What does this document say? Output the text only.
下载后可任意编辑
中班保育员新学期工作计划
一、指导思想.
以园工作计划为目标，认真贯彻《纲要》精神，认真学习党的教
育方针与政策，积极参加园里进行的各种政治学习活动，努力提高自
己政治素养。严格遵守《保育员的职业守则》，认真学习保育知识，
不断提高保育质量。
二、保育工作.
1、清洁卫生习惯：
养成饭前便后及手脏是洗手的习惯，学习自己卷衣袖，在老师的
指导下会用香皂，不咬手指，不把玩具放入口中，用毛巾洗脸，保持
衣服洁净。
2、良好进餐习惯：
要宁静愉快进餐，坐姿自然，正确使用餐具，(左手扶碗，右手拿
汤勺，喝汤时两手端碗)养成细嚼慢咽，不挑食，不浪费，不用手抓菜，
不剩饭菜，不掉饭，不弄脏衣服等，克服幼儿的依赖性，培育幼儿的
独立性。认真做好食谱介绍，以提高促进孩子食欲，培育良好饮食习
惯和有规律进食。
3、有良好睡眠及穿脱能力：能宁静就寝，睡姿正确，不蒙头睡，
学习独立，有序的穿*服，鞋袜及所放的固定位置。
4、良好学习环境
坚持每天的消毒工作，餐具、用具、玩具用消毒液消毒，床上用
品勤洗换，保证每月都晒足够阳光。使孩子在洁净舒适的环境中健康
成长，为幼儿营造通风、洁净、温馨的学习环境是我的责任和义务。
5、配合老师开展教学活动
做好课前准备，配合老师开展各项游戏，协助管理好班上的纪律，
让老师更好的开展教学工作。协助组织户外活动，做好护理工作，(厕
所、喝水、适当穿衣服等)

================

Task statement: Repeat every line of the material exactly as given.

Response to this task:
What does this document say? Output the text only.
下载后可任意编辑
中班保育员新学期工作计划
一、指导思想.
以园工作计划为目标，认真贯彻《纲要》精神，认真学习党的教
育方针与政策，积极参加园里进行的各种政治学习活动，努力提高自
己政治素养。严格遵守《保育员的职业守则》，认真学习保育知识，
不断提高保育质量。
二、保育工作.
1、清洁卫生习惯：
养成饭前便后及手脏是洗手的习惯，学习自己卷衣袖，在老师的
指导下会用香皂，不咬手指，不把玩具放入口中，用毛巾洗脸，保持
衣服洁净。
2、良好进餐习惯：
要宁静愉快进餐，坐姿自然，正确使用餐具，(左手扶碗，右手拿
汤勺，喝汤时两手端碗)养成细嚼慢咽，不挑食，不浪费，不用手抓菜，
不剩饭菜，不掉饭，不弄脏衣服等，克服幼儿的依赖性，培育幼儿的
独立性。认真做好食谱介绍，以提高促进孩子食欲，培育良好饮食习
惯和有规律进食。
3、有良好睡眠及穿脱能力：能宁静就寝，睡姿正确，不蒙头睡，
学习独立，有序的穿*服，鞋袜及所放的固定位置。
4、良好学习环境
坚持每天的消毒工作，餐具、用具、玩具用消毒液消毒，床上用
品勤洗换，保证每月都晒足够阳光。使孩子在洁净舒适的环境中健康
成长，为幼儿营造通风、洁净、温馨的学习环境是我的责任和义务。
5、配合老师开展教学活动
做好课前准备，配合老师开展各项游戏，协助管理好班上的纪律，
让老师更好的开展教学工作。协助组织户外活动，做好护理工作，(厕
所、喝水、适当穿衣服等)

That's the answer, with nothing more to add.